Aufgaben:
- A) Laut dem folgenden Textauszug: Worauf beruht das Geburtsdatum des Beschwerdeführers?
- B) Kürze im folgenden Textauszug den Absatz, der mit „Das Geburtsdatum des Beschwerdeführers“ beginnt, und behalte dabei seine wesentlichen Angaben.

Textauszug:
◇ ◇ ◇ ◇ ◇ ◇ ◇
Der im Spruch angeführte Name dient mangels Vorlage eines geeigneten Identitätsnachweises lediglich zur Identifizierung des Beschwerdeführers als Verfahrenspartei und wurde auch schon von der belangten Behörde verwendet, was in der Beschwerde nicht beanstandet wird.

Das Geburtsdatum des Beschwerdeführers ergibt sich aus dem vom BFA in Auftrag gegeben Sachverständigengutachten (BFA-Akt, AS 103 ff.). Der Beschwerdeführer gab in der mündlichen Verhandlung zu Protokoll, das Ergebnis der Altersfeststellung zu akzeptieren (BVwG-Akt, OZ 8, S. 4).
◇ ◇ ◇ ◇ ◇ ◇ ◇
Datensätze:
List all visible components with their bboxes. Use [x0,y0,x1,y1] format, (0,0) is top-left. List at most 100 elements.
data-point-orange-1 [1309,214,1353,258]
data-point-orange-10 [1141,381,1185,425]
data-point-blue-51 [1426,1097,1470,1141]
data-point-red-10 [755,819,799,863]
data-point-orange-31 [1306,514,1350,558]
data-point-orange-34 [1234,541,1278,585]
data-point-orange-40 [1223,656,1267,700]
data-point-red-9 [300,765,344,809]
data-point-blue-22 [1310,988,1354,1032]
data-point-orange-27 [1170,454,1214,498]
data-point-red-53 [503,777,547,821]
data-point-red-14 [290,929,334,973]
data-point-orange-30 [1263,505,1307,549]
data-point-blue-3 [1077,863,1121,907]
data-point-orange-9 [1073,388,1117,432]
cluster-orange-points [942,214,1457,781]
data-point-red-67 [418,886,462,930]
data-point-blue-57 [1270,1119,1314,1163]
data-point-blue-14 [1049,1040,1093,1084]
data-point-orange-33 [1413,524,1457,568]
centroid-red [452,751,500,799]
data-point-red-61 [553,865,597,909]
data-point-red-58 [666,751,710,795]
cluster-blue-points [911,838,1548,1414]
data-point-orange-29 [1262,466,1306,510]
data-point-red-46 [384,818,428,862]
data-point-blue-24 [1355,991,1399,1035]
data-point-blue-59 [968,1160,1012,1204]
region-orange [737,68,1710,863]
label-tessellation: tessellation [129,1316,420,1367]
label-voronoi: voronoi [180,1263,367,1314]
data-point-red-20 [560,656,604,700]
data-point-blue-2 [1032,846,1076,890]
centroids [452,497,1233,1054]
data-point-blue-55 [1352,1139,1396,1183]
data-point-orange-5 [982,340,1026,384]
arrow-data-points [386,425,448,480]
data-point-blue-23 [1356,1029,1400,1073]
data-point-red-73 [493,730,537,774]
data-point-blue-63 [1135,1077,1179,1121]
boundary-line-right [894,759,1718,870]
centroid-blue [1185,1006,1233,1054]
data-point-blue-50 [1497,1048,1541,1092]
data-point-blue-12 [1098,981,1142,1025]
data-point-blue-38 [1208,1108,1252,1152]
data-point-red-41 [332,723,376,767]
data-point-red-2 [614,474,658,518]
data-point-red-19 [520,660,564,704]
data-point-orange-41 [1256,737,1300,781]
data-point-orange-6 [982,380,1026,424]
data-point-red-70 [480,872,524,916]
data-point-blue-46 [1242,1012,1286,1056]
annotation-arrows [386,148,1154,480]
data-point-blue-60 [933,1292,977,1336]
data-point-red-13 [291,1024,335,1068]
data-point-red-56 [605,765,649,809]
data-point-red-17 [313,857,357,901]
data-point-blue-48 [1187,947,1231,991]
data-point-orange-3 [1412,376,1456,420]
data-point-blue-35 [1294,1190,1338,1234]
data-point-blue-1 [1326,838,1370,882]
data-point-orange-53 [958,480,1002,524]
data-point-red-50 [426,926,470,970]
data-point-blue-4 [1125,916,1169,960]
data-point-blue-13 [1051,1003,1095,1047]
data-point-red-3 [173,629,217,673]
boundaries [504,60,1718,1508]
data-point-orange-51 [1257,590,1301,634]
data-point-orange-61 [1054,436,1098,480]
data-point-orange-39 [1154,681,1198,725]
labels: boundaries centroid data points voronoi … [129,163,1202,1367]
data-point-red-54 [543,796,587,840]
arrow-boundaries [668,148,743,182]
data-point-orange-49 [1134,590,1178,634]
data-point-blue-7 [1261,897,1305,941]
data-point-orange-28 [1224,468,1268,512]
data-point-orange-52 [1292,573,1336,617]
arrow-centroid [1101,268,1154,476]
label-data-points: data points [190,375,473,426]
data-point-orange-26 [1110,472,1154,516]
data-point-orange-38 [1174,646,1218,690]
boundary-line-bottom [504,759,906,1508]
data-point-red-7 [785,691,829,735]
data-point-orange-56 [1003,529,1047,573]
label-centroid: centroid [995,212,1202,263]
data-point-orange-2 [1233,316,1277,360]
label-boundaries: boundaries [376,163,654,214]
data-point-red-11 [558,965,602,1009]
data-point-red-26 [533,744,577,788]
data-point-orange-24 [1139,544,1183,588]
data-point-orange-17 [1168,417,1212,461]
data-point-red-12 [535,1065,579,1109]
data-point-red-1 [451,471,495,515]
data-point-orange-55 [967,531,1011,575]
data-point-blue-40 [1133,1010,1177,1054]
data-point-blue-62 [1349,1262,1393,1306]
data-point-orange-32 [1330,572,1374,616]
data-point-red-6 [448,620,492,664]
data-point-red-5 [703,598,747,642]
◇ ◇ ◇ ◇ ◇ ◇ ◇
Lösungen:
- A) Auf dem Sachverständigengutachten, das das BFA in Auftrag gegeben hat.

- B) Das Geburtsdatum des Beschwerdeführers stammt aus einem vom BFA beauftragten Sachverständigengutachten (BFA-Akt, AS 103 ff.). In der mündlichen Verhandlung erklärte er, das Ergebnis der Altersfeststellung zu akzeptieren (BVwG-Akt, OZ 8, S. 4).